■ What to produce ■
Select all lines with the string "地方法務局" in them, and copy those lines.

Chart and figure data:
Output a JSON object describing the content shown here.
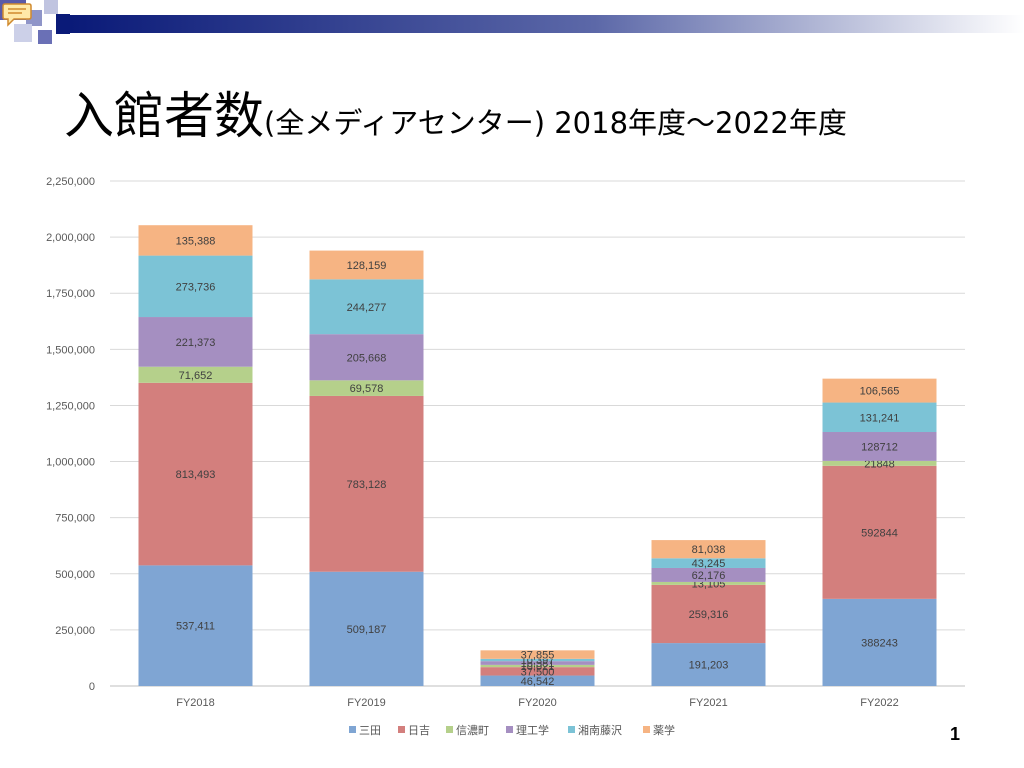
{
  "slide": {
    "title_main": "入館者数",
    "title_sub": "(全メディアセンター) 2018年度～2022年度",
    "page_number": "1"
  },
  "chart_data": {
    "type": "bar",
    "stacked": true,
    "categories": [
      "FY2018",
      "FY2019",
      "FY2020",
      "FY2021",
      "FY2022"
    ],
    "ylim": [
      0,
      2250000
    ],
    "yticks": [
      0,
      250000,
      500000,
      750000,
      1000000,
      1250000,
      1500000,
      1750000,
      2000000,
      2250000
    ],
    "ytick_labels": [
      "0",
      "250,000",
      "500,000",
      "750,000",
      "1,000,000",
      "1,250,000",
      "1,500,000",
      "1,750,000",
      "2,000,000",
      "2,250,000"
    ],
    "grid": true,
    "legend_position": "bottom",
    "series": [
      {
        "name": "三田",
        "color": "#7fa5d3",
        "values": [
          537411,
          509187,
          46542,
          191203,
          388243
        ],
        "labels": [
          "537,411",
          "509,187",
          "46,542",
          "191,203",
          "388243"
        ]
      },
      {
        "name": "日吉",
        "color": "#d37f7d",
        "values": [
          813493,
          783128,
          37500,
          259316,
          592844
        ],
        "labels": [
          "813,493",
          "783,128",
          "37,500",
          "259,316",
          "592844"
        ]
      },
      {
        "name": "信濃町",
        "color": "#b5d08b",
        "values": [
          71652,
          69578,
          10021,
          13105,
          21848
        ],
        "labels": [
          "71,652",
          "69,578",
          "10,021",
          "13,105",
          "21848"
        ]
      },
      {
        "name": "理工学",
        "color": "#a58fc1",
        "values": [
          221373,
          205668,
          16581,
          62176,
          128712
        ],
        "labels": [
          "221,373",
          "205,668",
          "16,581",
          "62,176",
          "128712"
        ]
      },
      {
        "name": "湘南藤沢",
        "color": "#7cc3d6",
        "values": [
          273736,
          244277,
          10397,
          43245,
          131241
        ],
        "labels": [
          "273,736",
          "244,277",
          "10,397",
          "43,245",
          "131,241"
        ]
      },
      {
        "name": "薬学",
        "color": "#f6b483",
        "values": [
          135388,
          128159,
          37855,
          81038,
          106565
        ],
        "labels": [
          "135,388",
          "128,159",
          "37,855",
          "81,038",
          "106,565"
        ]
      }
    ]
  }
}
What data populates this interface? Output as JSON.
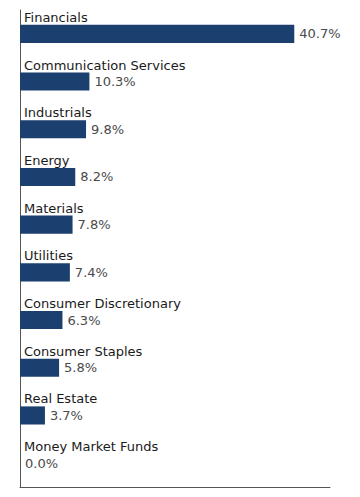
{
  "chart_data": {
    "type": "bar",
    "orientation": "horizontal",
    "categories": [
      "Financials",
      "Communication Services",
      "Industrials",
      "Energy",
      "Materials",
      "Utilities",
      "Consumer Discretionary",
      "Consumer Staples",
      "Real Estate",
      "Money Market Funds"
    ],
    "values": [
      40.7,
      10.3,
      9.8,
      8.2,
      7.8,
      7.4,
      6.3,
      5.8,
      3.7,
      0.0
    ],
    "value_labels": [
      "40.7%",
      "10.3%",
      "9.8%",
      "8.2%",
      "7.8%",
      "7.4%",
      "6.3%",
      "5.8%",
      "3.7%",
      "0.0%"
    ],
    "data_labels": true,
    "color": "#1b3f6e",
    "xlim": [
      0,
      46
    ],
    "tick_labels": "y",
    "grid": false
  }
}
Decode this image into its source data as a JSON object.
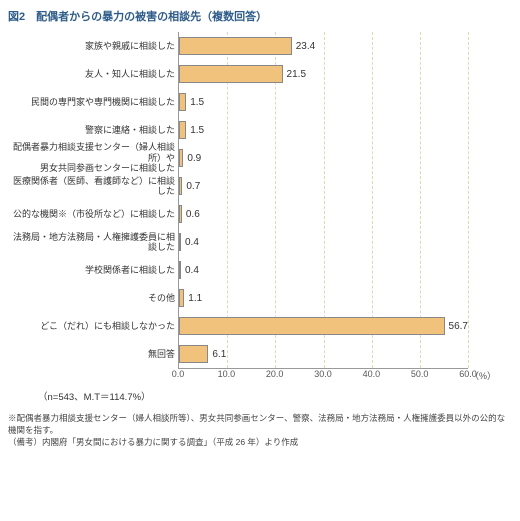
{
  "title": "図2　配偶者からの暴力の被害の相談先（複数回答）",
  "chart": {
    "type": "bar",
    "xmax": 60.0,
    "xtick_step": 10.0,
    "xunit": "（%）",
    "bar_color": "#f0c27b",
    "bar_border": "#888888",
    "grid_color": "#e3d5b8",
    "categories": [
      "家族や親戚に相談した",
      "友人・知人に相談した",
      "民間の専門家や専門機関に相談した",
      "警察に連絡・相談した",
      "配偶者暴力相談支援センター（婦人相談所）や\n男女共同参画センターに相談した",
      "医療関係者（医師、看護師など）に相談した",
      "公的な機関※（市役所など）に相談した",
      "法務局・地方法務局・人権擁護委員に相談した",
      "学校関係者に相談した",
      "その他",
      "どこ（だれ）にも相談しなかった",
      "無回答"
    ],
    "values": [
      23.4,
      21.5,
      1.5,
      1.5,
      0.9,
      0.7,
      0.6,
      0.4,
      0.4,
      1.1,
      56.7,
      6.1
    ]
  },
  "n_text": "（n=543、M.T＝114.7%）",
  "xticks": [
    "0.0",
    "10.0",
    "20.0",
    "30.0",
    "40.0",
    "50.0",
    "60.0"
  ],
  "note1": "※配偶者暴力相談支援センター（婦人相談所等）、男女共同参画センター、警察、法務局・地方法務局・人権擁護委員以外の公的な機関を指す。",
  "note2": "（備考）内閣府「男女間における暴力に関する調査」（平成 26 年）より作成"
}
---
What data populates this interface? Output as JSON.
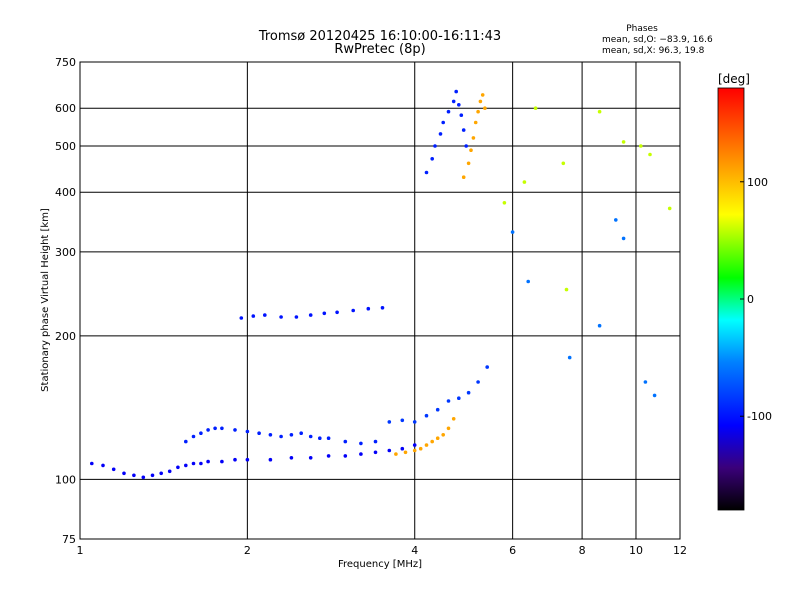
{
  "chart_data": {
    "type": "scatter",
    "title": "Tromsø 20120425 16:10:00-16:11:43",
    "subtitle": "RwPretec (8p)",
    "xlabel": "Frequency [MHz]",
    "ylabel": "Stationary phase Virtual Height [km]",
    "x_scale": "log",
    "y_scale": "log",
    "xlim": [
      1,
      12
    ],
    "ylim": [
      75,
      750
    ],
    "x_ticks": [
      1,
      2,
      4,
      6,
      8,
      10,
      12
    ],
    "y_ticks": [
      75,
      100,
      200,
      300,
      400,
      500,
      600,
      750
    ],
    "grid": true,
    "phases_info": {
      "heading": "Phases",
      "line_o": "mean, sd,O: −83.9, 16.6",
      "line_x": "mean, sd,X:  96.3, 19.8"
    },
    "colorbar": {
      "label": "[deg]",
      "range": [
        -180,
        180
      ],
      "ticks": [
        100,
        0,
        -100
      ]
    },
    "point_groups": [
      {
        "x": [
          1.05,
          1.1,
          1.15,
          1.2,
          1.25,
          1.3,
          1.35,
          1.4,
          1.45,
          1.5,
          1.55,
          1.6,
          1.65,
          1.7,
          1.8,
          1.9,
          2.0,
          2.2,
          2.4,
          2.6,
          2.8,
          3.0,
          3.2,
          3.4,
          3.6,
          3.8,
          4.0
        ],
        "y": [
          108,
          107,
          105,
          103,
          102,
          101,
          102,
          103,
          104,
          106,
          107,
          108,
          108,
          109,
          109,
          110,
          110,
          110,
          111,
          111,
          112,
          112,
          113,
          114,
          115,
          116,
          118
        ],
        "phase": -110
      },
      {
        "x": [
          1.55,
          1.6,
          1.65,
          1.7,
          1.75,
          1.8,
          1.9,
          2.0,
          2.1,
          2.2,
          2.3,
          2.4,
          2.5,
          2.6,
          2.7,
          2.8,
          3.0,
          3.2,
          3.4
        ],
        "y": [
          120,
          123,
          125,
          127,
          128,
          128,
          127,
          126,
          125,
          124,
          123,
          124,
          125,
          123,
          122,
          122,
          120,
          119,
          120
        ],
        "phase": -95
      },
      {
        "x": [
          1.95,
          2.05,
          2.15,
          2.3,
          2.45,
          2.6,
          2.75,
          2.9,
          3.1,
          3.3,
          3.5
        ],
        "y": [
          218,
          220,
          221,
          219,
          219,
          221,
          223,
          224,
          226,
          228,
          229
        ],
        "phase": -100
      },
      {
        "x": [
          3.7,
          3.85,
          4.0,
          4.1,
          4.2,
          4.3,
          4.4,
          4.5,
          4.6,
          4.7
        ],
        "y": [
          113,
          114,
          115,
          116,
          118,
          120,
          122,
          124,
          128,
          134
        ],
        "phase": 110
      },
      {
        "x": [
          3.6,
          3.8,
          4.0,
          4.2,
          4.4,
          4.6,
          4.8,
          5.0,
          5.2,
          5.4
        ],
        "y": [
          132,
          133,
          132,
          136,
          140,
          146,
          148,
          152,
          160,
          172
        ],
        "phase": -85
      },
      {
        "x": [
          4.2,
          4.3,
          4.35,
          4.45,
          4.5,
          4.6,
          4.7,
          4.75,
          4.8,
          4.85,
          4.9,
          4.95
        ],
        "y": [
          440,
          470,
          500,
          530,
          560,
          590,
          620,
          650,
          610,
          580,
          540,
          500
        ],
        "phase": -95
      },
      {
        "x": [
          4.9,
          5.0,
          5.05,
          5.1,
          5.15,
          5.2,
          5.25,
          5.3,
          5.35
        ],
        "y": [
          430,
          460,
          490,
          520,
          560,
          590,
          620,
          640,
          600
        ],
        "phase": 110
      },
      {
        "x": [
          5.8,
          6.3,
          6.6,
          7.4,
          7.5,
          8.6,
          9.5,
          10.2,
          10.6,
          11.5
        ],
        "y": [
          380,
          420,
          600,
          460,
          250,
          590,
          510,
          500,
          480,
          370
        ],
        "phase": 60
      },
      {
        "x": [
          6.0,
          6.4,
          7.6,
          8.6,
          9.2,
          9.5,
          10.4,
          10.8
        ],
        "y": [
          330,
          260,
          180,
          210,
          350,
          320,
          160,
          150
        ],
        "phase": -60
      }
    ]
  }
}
...
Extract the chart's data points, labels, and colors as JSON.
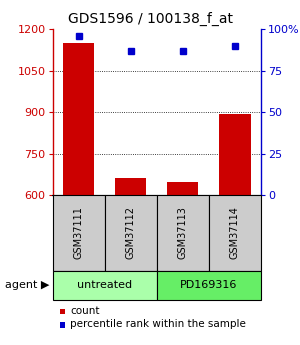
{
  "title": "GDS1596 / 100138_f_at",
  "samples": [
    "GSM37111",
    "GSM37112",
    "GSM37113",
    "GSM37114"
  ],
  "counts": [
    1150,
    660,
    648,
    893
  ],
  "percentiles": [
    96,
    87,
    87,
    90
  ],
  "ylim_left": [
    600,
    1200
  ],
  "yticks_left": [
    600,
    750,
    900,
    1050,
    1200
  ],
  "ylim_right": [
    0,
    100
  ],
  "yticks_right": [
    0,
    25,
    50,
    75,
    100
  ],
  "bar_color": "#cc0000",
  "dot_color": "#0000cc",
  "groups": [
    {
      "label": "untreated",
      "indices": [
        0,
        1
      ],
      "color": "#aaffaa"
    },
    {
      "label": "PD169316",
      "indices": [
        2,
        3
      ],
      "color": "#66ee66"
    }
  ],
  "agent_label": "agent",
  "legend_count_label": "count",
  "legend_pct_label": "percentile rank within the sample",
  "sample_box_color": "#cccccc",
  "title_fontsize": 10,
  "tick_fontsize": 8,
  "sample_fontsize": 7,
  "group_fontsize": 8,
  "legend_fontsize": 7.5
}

■ Answer to the task ■
      "法務局・地方法務局・人権擁護委員に相談した",
  "note1": "※配偶者暴力相談支援センター（婦人相談所等）、男女共同参画センター、警察、法務局・地方法務局・人権擁護委員以外の公的な機関を指す。",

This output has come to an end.